__Instructions for the task__
Find the lines containing the word "ylabel" and copy every one of them.

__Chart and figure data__
————

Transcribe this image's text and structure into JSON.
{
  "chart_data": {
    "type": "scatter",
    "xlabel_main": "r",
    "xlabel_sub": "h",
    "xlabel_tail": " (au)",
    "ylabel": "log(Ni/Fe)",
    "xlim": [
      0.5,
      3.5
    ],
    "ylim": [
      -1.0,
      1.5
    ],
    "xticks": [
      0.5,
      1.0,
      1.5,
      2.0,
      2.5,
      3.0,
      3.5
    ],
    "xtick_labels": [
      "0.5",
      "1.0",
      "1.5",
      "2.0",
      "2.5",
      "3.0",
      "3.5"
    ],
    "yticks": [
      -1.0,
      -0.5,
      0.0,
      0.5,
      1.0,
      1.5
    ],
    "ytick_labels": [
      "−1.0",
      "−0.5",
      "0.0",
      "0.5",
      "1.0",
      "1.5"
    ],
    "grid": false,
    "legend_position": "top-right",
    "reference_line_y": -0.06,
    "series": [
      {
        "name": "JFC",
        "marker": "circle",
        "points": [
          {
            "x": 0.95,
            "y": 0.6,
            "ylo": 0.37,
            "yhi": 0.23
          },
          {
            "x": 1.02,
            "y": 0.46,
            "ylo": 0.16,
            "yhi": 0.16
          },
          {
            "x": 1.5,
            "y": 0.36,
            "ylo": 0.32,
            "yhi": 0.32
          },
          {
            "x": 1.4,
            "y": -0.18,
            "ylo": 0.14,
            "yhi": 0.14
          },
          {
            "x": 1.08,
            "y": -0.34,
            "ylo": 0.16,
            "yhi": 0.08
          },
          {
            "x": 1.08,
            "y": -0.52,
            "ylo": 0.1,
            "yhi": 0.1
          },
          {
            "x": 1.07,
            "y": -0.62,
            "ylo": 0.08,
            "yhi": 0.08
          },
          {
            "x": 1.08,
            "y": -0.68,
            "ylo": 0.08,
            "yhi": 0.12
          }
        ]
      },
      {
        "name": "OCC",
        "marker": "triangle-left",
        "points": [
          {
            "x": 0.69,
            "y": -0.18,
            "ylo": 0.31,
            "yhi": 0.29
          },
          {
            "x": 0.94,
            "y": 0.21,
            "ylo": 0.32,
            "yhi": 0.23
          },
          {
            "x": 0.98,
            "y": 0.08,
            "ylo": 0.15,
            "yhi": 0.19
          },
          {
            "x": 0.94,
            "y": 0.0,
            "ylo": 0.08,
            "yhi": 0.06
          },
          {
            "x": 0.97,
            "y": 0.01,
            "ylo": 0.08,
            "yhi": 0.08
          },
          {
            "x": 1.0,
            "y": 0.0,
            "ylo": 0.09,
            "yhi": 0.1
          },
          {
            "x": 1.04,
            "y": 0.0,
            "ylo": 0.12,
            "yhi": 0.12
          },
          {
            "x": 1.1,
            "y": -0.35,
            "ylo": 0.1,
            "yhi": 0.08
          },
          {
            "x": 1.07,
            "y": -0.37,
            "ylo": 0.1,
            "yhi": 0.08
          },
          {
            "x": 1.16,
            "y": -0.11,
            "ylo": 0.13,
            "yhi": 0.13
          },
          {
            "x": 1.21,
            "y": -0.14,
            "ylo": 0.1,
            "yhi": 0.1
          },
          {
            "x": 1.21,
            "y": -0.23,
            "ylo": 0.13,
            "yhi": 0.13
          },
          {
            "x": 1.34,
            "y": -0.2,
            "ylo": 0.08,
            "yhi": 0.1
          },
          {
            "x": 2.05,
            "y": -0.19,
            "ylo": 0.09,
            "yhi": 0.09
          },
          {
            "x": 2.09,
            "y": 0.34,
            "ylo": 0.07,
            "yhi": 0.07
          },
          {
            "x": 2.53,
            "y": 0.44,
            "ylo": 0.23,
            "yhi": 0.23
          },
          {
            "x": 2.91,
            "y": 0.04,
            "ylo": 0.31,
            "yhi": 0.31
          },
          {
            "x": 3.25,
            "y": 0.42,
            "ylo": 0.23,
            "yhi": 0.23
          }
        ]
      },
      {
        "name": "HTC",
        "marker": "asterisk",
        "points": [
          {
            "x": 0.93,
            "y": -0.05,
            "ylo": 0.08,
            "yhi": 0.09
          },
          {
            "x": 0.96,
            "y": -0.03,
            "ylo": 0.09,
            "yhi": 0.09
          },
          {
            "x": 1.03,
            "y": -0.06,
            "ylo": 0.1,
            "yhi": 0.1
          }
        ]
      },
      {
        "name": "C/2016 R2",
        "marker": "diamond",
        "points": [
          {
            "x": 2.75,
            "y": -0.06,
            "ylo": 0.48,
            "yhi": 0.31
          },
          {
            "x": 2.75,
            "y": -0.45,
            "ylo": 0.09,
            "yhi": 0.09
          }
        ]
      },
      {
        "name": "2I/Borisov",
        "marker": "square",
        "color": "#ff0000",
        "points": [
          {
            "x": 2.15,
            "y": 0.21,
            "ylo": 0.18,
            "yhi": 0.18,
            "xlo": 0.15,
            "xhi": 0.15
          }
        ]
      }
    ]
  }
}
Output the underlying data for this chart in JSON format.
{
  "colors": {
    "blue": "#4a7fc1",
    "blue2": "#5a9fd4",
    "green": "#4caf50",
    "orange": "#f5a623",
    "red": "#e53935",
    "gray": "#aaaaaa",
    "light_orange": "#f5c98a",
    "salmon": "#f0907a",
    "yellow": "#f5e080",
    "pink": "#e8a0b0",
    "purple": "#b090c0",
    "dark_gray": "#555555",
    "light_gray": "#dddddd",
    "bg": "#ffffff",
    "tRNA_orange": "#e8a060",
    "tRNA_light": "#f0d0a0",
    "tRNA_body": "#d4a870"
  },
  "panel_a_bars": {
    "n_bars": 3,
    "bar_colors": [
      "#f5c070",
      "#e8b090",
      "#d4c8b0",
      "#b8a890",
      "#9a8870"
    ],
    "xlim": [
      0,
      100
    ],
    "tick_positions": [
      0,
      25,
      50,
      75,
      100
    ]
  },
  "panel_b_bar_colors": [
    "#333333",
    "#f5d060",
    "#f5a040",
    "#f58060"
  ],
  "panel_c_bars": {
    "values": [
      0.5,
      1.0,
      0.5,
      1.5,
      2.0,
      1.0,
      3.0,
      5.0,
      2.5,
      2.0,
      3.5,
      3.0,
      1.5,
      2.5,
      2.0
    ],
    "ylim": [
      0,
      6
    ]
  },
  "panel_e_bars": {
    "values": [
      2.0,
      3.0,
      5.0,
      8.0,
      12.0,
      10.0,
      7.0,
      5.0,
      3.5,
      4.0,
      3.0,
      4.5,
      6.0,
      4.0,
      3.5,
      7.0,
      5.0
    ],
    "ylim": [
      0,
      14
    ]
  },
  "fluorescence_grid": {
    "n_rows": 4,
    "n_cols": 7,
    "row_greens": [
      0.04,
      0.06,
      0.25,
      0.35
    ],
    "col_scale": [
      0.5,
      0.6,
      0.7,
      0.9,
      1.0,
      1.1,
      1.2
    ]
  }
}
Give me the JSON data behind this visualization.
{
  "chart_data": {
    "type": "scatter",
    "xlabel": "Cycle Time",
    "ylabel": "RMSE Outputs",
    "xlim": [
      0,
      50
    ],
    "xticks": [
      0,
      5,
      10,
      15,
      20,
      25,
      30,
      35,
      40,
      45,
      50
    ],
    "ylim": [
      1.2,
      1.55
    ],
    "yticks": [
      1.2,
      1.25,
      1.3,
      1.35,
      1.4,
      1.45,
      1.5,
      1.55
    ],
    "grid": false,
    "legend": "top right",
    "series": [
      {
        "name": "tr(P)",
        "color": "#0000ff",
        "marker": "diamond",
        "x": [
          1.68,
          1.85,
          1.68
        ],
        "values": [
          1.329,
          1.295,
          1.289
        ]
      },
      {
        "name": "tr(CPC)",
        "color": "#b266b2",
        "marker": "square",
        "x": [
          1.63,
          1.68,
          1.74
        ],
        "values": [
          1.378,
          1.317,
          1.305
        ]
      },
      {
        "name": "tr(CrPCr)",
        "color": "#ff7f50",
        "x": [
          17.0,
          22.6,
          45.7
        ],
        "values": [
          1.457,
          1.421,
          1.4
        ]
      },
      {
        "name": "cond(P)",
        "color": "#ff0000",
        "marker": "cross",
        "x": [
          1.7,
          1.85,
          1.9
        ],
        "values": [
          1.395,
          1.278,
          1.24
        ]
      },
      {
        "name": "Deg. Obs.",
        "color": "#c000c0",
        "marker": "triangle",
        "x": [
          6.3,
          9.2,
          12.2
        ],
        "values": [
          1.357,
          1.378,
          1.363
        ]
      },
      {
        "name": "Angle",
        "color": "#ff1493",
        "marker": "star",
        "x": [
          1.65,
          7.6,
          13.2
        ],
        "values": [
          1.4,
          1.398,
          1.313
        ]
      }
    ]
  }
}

————

__Written answer__
    "ylabel": "log(Ni/Fe)",
    "ylabel": "RMSE Outputs",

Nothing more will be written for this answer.